Stored entries:
********

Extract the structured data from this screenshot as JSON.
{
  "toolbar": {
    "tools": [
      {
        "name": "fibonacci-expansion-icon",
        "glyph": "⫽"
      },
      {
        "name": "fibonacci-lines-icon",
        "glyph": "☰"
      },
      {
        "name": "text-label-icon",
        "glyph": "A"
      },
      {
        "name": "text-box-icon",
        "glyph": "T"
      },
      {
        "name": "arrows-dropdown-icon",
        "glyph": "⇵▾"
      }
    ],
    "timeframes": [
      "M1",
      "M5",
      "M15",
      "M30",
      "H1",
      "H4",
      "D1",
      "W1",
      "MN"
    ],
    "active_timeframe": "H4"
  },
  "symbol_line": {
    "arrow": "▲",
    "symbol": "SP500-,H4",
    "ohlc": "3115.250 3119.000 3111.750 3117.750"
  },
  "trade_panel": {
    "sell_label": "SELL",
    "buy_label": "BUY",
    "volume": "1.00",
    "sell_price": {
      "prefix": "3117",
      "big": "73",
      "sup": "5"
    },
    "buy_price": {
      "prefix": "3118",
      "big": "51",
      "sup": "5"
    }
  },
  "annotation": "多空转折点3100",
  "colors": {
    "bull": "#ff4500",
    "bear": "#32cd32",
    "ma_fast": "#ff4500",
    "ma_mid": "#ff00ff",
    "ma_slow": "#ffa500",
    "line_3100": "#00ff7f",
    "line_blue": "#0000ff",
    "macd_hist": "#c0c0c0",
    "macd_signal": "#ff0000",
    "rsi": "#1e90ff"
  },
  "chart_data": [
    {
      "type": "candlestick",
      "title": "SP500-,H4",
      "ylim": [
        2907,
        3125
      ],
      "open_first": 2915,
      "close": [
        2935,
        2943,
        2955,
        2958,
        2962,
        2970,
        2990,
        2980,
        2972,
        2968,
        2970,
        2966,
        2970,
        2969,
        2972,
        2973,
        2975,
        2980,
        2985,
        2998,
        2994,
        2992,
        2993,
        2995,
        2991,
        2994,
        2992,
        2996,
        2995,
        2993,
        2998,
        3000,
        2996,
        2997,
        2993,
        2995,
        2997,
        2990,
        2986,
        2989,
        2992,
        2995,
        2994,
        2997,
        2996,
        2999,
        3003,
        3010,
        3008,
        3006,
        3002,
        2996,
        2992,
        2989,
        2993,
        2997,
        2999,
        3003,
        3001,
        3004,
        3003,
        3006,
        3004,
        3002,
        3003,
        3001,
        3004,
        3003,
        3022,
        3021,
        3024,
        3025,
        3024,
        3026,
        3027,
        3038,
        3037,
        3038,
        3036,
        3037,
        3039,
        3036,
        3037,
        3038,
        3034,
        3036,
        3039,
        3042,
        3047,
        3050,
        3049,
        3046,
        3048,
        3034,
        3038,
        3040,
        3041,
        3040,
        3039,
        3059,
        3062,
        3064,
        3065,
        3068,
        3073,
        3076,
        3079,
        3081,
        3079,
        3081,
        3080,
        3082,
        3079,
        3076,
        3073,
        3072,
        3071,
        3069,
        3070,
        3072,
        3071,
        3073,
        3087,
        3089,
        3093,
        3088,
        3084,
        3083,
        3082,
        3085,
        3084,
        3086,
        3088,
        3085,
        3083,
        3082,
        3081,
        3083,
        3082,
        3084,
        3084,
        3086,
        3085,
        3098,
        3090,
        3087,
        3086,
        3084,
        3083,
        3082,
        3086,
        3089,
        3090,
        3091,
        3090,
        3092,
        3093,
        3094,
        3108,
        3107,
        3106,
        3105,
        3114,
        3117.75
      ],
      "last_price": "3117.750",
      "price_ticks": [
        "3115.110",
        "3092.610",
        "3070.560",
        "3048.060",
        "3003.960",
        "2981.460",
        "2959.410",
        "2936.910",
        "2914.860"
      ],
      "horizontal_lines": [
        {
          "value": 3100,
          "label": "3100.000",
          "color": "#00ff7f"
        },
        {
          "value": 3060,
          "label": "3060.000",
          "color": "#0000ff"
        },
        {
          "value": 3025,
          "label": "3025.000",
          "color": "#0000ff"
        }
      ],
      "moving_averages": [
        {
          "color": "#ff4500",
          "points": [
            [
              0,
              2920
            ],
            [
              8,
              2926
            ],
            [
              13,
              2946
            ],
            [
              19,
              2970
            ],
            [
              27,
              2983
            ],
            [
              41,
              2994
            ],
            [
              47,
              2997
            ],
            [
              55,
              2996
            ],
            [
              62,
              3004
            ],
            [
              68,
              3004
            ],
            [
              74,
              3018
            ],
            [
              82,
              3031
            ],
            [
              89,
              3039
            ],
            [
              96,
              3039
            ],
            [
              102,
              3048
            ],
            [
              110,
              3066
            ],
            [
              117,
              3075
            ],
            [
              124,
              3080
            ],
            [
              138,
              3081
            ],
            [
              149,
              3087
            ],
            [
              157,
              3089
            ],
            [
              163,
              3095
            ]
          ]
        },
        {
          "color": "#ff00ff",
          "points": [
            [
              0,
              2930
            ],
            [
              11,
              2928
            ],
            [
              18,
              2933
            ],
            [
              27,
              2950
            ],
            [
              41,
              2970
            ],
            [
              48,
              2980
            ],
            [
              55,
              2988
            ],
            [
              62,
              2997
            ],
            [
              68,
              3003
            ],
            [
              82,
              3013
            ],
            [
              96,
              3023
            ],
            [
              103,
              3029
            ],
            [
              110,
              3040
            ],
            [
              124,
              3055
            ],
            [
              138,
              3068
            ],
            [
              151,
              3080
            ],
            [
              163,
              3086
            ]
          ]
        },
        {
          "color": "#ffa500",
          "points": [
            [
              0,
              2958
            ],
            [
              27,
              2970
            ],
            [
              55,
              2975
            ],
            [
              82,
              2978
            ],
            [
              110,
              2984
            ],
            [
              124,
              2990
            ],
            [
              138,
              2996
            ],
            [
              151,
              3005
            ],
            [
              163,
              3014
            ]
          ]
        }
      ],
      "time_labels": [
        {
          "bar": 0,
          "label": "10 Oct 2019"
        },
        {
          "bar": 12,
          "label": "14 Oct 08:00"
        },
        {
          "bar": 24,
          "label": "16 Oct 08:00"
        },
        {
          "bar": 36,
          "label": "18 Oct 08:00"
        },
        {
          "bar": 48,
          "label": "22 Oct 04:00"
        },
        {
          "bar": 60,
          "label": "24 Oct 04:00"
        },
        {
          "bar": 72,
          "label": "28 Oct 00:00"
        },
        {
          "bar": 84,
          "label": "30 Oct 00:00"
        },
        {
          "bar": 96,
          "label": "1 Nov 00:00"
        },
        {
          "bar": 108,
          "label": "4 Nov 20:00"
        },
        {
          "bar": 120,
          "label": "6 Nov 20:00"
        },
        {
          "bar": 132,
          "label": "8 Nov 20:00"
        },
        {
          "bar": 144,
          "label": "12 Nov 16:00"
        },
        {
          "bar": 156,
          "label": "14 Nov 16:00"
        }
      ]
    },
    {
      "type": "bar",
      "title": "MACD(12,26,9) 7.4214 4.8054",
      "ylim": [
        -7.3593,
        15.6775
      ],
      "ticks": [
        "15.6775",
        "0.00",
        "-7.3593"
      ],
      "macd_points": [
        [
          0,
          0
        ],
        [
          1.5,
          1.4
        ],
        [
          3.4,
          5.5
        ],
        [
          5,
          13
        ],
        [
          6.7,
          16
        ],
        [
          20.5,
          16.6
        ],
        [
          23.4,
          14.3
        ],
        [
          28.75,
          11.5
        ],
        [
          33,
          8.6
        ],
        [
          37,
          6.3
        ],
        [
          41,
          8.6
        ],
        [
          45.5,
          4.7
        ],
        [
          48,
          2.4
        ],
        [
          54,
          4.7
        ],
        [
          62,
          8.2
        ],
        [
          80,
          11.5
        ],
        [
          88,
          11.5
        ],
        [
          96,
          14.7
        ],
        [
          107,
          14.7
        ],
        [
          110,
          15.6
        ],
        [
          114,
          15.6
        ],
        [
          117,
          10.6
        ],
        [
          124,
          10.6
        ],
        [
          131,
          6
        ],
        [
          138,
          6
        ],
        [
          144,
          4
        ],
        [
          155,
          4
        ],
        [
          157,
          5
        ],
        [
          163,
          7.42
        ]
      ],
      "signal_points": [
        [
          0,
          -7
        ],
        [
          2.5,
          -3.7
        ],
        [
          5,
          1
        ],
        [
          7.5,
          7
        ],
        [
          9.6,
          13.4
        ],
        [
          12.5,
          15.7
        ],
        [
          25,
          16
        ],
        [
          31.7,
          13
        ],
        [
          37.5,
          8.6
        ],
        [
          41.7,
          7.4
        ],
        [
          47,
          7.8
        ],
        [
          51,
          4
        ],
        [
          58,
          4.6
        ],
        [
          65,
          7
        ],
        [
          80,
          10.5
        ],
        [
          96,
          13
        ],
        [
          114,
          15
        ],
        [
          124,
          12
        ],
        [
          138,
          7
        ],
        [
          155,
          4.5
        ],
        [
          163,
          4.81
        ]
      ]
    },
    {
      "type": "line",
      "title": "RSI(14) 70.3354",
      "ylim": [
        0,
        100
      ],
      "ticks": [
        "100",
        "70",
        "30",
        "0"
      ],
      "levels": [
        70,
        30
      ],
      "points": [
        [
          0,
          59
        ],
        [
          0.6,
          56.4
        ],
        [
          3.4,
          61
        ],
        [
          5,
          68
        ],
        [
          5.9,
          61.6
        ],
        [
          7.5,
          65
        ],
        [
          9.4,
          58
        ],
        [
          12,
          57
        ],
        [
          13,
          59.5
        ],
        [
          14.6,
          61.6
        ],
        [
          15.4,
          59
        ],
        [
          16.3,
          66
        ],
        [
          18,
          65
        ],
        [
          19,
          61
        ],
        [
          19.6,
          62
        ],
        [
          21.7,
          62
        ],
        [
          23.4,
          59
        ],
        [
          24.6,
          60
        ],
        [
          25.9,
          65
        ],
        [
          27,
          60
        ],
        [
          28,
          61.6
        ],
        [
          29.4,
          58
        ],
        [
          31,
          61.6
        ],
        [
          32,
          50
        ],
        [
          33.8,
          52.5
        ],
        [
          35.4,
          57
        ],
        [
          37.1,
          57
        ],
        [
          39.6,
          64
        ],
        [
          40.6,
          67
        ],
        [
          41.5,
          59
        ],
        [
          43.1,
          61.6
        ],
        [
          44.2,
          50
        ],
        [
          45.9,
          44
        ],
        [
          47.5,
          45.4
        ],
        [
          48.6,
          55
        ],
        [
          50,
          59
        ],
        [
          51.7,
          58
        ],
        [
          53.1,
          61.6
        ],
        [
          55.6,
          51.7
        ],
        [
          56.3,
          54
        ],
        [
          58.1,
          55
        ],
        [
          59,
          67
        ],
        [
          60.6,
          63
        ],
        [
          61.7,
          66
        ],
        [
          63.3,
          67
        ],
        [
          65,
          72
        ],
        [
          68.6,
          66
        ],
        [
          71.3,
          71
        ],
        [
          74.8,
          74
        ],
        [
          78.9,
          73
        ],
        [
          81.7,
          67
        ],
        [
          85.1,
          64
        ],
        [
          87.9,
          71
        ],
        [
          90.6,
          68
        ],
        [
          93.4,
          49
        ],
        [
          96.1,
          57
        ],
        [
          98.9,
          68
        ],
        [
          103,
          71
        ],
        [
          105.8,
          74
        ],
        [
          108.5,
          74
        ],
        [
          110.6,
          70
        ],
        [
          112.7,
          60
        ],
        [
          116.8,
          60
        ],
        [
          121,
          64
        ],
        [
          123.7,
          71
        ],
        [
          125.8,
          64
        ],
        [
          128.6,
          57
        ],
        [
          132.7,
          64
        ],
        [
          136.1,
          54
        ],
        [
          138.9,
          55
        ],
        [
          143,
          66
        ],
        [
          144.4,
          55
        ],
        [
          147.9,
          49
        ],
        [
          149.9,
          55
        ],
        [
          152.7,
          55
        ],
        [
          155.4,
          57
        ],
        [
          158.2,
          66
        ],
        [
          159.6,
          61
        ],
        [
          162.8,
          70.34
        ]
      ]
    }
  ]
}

********

| Exercise objective |
Reply with only the number of lines in the entries that contain the word "fibonacci".

| Result for this task |
2